(Collected data)
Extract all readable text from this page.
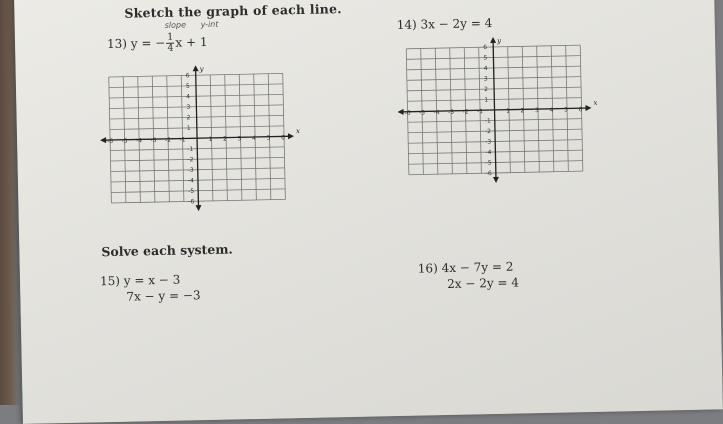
Sketch the graph of each line.
slope y-int
13) y = − $\frac{1}{4}$ x + 1
14) 3x − 2y = 4
x
y
-6 -5 -4 -3 -2 -1	1 2 3 4 5 6
6
5
4
3
2
1
-1
-2
-3
-4
-5
-6
x
y
-6 -5 -4 -3 -2 -1	1 2 3 4 5 6
6
5
4
3
2
1
-1
-2
-3
-4
-5
-6
Solve each system.
15) y = x − 3
7x − y = −3
16) 4x − 7y = 2
2x − 2y = 4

• _Set task_: Nothing but a number is needed here: how many lines hold the string "each"?

• _The output_: 2